▸ What the task requires
Word for word, repeat the entries, minus the pictures.

:: Supplied entries ::

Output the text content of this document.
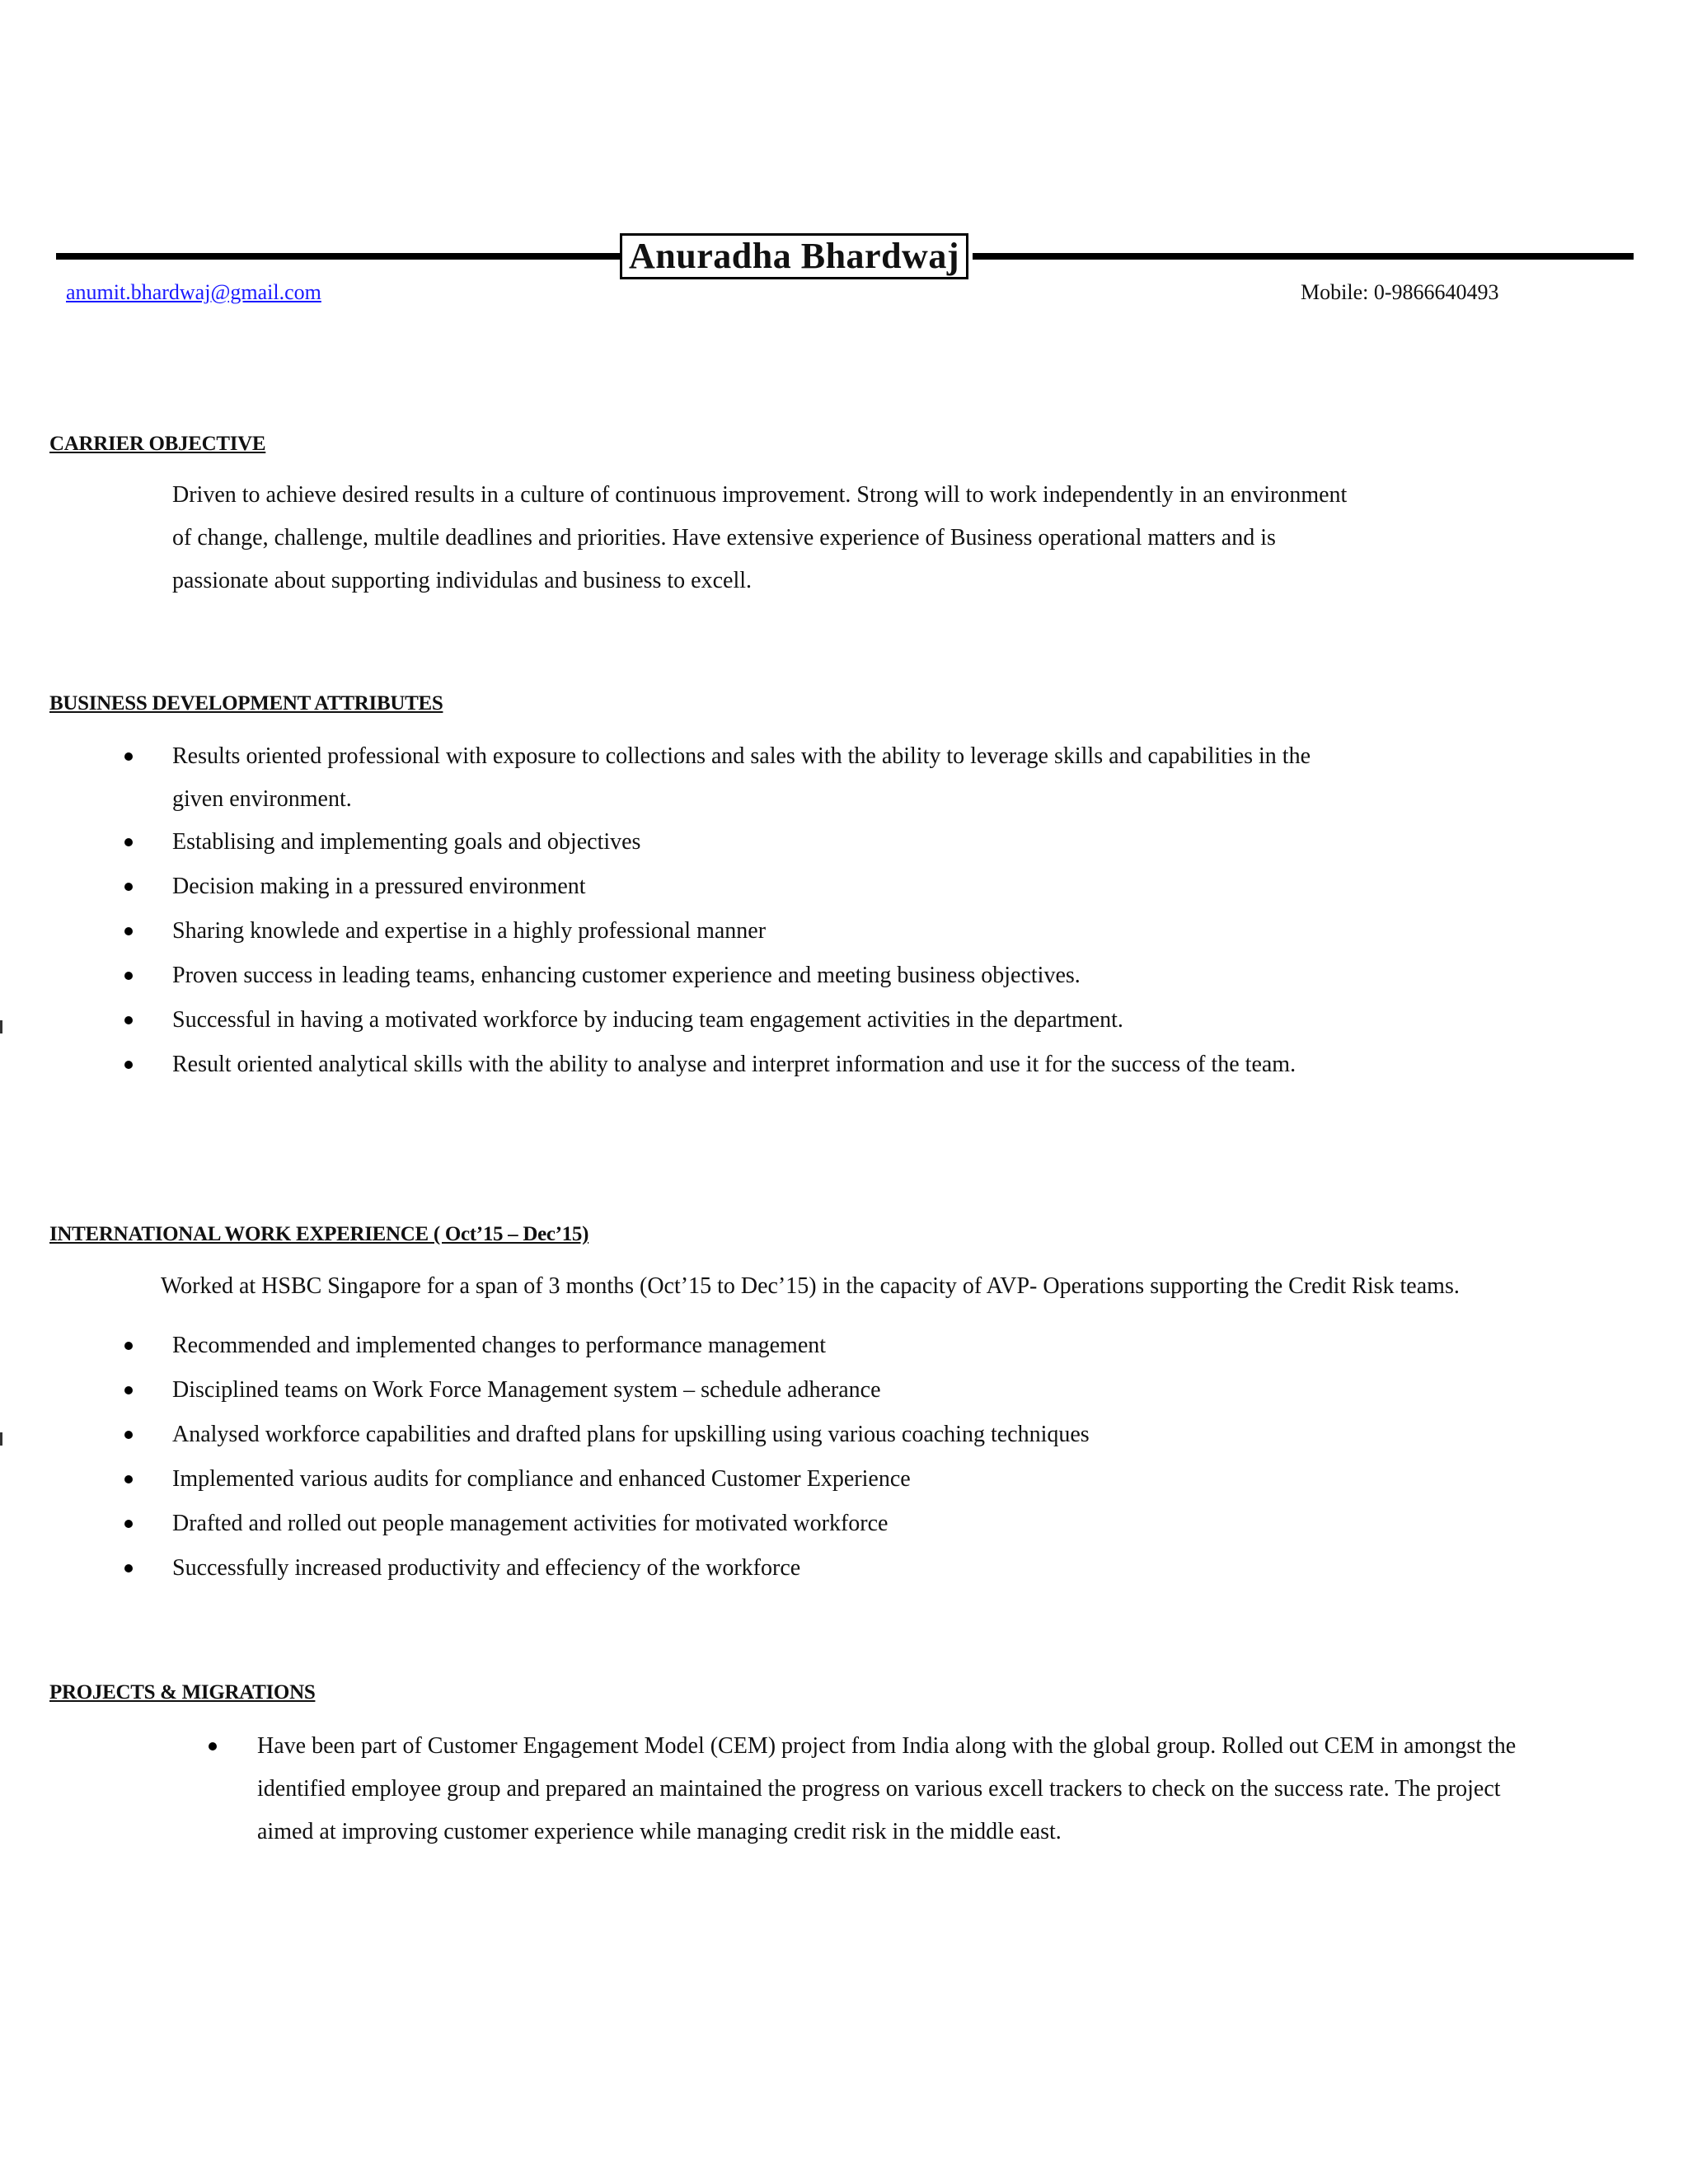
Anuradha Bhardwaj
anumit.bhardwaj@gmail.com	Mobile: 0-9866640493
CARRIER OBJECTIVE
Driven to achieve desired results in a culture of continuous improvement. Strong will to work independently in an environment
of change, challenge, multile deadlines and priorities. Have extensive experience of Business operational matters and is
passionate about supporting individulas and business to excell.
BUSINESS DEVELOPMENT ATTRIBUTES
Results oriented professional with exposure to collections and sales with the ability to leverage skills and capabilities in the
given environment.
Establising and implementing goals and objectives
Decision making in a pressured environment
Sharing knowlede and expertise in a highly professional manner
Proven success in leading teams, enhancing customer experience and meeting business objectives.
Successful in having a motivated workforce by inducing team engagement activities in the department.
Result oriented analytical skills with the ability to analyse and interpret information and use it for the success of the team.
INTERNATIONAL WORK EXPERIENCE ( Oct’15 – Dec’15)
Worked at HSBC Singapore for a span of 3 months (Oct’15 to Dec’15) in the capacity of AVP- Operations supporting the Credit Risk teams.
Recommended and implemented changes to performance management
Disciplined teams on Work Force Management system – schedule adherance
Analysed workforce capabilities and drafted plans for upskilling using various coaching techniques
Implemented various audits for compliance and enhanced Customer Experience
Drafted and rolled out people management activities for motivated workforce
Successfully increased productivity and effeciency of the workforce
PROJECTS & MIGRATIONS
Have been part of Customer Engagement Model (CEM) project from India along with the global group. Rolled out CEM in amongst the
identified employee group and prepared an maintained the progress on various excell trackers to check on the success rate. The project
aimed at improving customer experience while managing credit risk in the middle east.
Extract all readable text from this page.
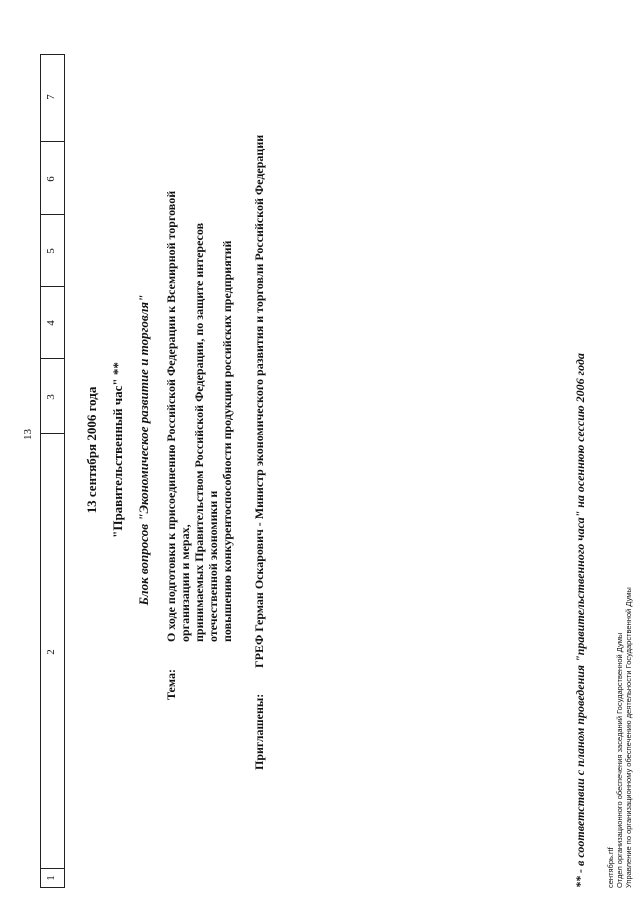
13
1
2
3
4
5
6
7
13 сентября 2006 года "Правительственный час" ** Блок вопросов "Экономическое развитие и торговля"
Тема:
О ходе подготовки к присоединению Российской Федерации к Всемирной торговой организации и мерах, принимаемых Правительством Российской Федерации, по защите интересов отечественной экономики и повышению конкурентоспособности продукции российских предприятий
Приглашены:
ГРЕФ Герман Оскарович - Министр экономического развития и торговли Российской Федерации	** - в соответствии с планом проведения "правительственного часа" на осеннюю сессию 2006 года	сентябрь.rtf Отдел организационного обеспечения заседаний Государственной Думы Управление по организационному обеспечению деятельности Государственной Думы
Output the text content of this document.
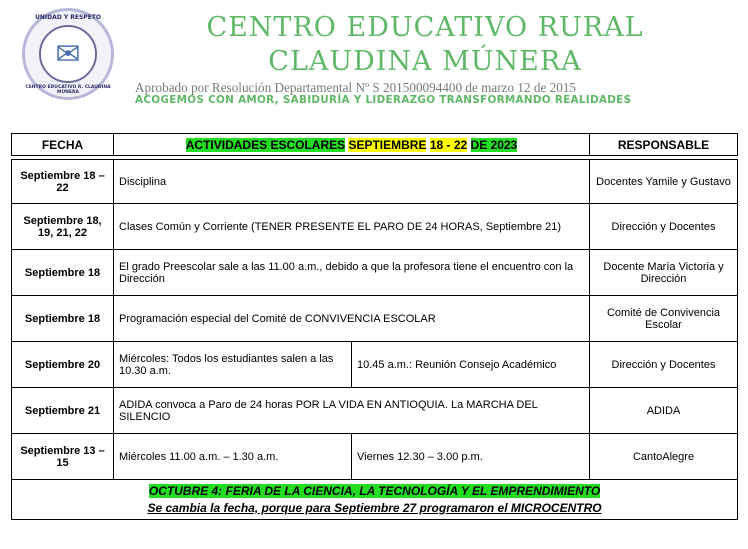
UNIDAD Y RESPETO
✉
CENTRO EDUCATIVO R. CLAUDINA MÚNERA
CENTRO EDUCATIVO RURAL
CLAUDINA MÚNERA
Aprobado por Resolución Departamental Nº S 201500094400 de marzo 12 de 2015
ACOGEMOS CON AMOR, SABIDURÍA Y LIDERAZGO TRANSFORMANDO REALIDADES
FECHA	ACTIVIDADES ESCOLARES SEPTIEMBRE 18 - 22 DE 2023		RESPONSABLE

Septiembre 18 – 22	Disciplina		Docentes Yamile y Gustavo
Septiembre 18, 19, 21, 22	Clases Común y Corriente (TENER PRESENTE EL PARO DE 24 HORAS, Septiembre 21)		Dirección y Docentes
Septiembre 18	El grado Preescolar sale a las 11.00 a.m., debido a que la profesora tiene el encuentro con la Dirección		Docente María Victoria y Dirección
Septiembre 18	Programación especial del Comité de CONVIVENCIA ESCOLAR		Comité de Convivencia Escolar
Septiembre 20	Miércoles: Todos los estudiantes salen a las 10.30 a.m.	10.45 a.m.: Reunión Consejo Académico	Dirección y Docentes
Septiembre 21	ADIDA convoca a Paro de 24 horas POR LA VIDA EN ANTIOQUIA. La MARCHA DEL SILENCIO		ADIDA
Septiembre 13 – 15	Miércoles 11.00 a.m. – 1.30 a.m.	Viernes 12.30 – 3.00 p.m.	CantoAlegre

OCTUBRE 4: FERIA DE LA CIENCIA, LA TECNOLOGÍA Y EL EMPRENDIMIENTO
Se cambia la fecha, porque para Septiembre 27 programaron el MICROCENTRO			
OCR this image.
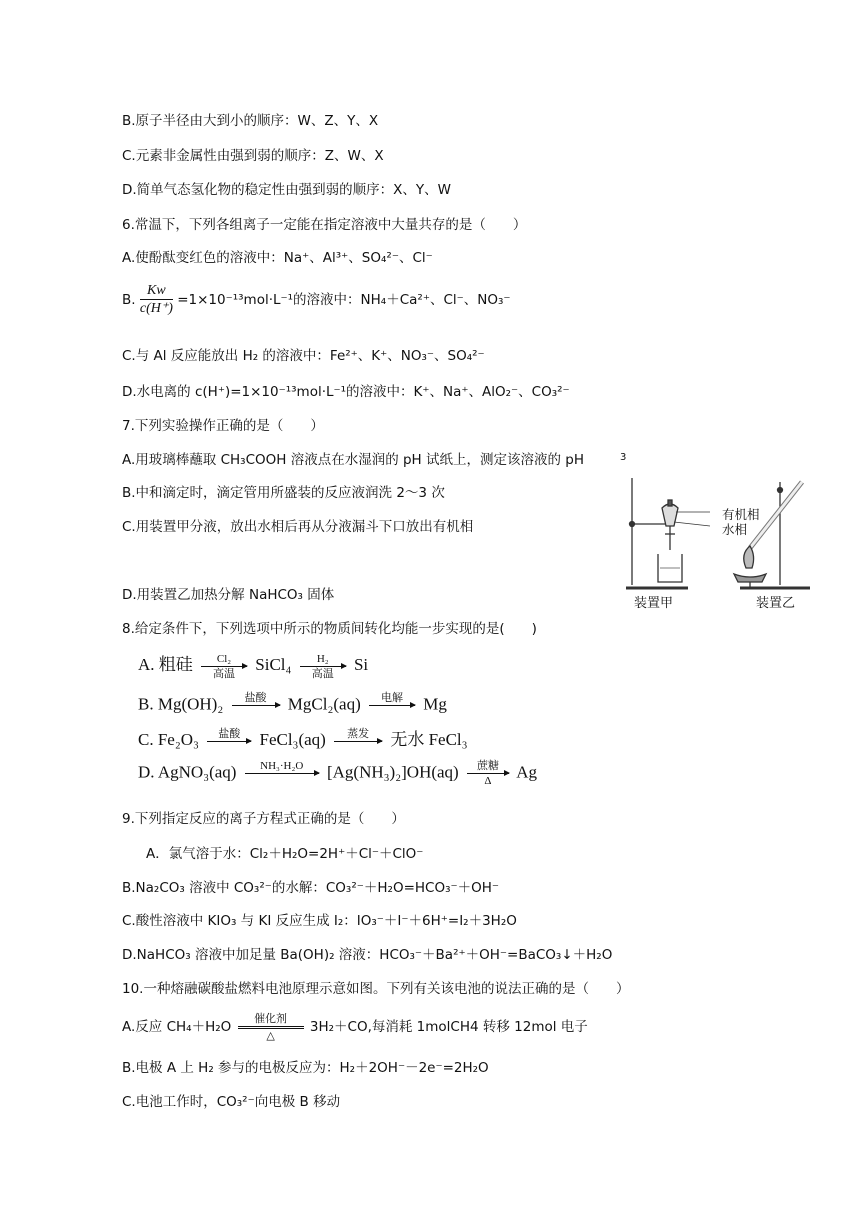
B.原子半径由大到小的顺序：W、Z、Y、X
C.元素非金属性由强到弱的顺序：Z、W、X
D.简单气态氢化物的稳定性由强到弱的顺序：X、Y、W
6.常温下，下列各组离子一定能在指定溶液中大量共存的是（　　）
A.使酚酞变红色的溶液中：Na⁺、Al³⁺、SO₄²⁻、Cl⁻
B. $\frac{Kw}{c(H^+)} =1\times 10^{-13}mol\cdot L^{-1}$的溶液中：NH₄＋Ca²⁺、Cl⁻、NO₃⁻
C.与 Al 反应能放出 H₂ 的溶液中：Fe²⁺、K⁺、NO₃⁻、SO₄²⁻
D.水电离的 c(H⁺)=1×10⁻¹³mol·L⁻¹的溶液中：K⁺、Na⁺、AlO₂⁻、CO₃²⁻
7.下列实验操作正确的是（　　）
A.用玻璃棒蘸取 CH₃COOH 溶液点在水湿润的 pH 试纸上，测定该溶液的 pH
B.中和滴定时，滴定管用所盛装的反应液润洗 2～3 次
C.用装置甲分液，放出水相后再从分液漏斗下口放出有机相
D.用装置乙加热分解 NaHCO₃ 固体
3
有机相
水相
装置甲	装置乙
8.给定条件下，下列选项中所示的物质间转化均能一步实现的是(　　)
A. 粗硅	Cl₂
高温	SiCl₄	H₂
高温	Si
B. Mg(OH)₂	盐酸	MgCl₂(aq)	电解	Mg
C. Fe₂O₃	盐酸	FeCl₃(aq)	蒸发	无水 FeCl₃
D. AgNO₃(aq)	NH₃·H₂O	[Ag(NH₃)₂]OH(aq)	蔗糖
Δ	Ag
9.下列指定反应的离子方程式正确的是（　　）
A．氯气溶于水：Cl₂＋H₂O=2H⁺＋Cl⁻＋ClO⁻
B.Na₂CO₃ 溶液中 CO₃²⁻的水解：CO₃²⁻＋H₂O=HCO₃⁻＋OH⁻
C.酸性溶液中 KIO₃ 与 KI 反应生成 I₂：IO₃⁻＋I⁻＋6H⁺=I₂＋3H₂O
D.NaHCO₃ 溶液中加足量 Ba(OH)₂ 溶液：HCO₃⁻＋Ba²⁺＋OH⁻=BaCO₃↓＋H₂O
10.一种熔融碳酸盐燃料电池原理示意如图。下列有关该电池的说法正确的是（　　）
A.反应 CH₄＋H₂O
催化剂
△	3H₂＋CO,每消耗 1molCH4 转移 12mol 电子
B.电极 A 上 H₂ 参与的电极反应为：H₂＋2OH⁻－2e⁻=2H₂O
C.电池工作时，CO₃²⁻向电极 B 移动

:::

▸ Answer to this exercise
Output the text content of this document.
Anuradha Bhardwaj
anumit.bhardwaj@gmail.com	Mobile: 0-9866640493
CARRIER OBJECTIVE
Driven to achieve desired results in a culture of continuous improvement. Strong will to work independently in an environment
of change, challenge, multile deadlines and priorities. Have extensive experience of Business operational matters and is
passionate about supporting individulas and business to excell.
BUSINESS DEVELOPMENT ATTRIBUTES
Results oriented professional with exposure to collections and sales with the ability to leverage skills and capabilities in the
given environment.
Establising and implementing goals and objectives
Decision making in a pressured environment
Sharing knowlede and expertise in a highly professional manner
Proven success in leading teams, enhancing customer experience and meeting business objectives.
Successful in having a motivated workforce by inducing team engagement activities in the department.
Result oriented analytical skills with the ability to analyse and interpret information and use it for the success of the team.
INTERNATIONAL WORK EXPERIENCE ( Oct’15 – Dec’15)
Worked at HSBC Singapore for a span of 3 months (Oct’15 to Dec’15) in the capacity of AVP- Operations supporting the Credit Risk teams.
Recommended and implemented changes to performance management
Disciplined teams on Work Force Management system – schedule adherance
Analysed workforce capabilities and drafted plans for upskilling using various coaching techniques
Implemented various audits for compliance and enhanced Customer Experience
Drafted and rolled out people management activities for motivated workforce
Successfully increased productivity and effeciency of the workforce
PROJECTS & MIGRATIONS
Have been part of Customer Engagement Model (CEM) project from India along with the global group. Rolled out CEM in amongst the
identified employee group and prepared an maintained the progress on various excell trackers to check on the success rate. The project
aimed at improving customer experience while managing credit risk in the middle east.
Extract all readable text from this page.
13
1
2
3
4
5
6
7
13 сентября 2006 года "Правительственный час" ** Блок вопросов "Экономическое развитие и торговля"
Тема:
О ходе подготовки к присоединению Российской Федерации к Всемирной торговой организации и мерах, принимаемых Правительством Российской Федерации, по защите интересов отечественной экономики и повышению конкурентоспособности продукции российских предприятий
Приглашены:
ГРЕФ Герман Оскарович - Министр экономического развития и торговли Российской Федерации	** - в соответствии с планом проведения "правительственного часа" на осеннюю сессию 2006 года	сентябрь.rtf Отдел организационного обеспечения заседаний Государственной Думы Управление по организационному обеспечению деятельности Государственной Думы
Output the text content of this document.
UNIDAD Y RESPETO
✉
CENTRO EDUCATIVO R. CLAUDINA MÚNERA
CENTRO EDUCATIVO RURAL
CLAUDINA MÚNERA
Aprobado por Resolución Departamental Nº S 201500094400 de marzo 12 de 2015
ACOGEMOS CON AMOR, SABIDURÍA Y LIDERAZGO TRANSFORMANDO REALIDADES
FECHA	ACTIVIDADES ESCOLARES SEPTIEMBRE 18 - 22 DE 2023		RESPONSABLE

Septiembre 18 – 22	Disciplina		Docentes Yamile y Gustavo
Septiembre 18, 19, 21, 22	Clases Común y Corriente (TENER PRESENTE EL PARO DE 24 HORAS, Septiembre 21)		Dirección y Docentes
Septiembre 18	El grado Preescolar sale a las 11.00 a.m., debido a que la profesora tiene el encuentro con la Dirección		Docente María Victoria y Dirección
Septiembre 18	Programación especial del Comité de CONVIVENCIA ESCOLAR		Comité de Convivencia Escolar
Septiembre 20	Miércoles: Todos los estudiantes salen a las 10.30 a.m.	10.45 a.m.: Reunión Consejo Académico	Dirección y Docentes
Septiembre 21	ADIDA convoca a Paro de 24 horas POR LA VIDA EN ANTIOQUIA. La MARCHA DEL SILENCIO		ADIDA
Septiembre 13 – 15	Miércoles 11.00 a.m. – 1.30 a.m.	Viernes 12.30 – 3.00 p.m.	CantoAlegre

OCTUBRE 4: FERIA DE LA CIENCIA, LA TECNOLOGÍA Y EL EMPRENDIMIENTO
Se cambia la fecha, porque para Septiembre 27 programaron el MICROCENTRO			
OCR this image.
B.原子半径由大到小的顺序：W、Z、Y、X
C.元素非金属性由强到弱的顺序：Z、W、X
D.简单气态氢化物的稳定性由强到弱的顺序：X、Y、W
6.常温下，下列各组离子一定能在指定溶液中大量共存的是（　　）
A.使酚酞变红色的溶液中：Na⁺、Al³⁺、SO₄²⁻、Cl⁻
B. $\frac{Kw}{c(H^+)} =1\times 10^{-13}mol\cdot L^{-1}$的溶液中：NH₄＋Ca²⁺、Cl⁻、NO₃⁻
C.与 Al 反应能放出 H₂ 的溶液中：Fe²⁺、K⁺、NO₃⁻、SO₄²⁻
D.水电离的 c(H⁺)=1×10⁻¹³mol·L⁻¹的溶液中：K⁺、Na⁺、AlO₂⁻、CO₃²⁻
7.下列实验操作正确的是（　　）
A.用玻璃棒蘸取 CH₃COOH 溶液点在水湿润的 pH 试纸上，测定该溶液的 pH
B.中和滴定时，滴定管用所盛装的反应液润洗 2～3 次
C.用装置甲分液，放出水相后再从分液漏斗下口放出有机相
D.用装置乙加热分解 NaHCO₃ 固体
3
有机相
水相
装置甲	装置乙
8.给定条件下，下列选项中所示的物质间转化均能一步实现的是(　　)
A. 粗硅	Cl₂
高温	SiCl₄	H₂
高温	Si
B. Mg(OH)₂	盐酸	MgCl₂(aq)	电解	Mg
C. Fe₂O₃	盐酸	FeCl₃(aq)	蒸发	无水 FeCl₃
D. AgNO₃(aq)	NH₃·H₂O	[Ag(NH₃)₂]OH(aq)	蔗糖
Δ	Ag
9.下列指定反应的离子方程式正确的是（　　）
A．氯气溶于水：Cl₂＋H₂O=2H⁺＋Cl⁻＋ClO⁻
B.Na₂CO₃ 溶液中 CO₃²⁻的水解：CO₃²⁻＋H₂O=HCO₃⁻＋OH⁻
C.酸性溶液中 KIO₃ 与 KI 反应生成 I₂：IO₃⁻＋I⁻＋6H⁺=I₂＋3H₂O
D.NaHCO₃ 溶液中加足量 Ba(OH)₂ 溶液：HCO₃⁻＋Ba²⁺＋OH⁻=BaCO₃↓＋H₂O
10.一种熔融碳酸盐燃料电池原理示意如图。下列有关该电池的说法正确的是（　　）
A.反应 CH₄＋H₂O
催化剂
△	3H₂＋CO,每消耗 1molCH4 转移 12mol 电子
B.电极 A 上 H₂ 参与的电极反应为：H₂＋2OH⁻－2e⁻=2H₂O
C.电池工作时，CO₃²⁻向电极 B 移动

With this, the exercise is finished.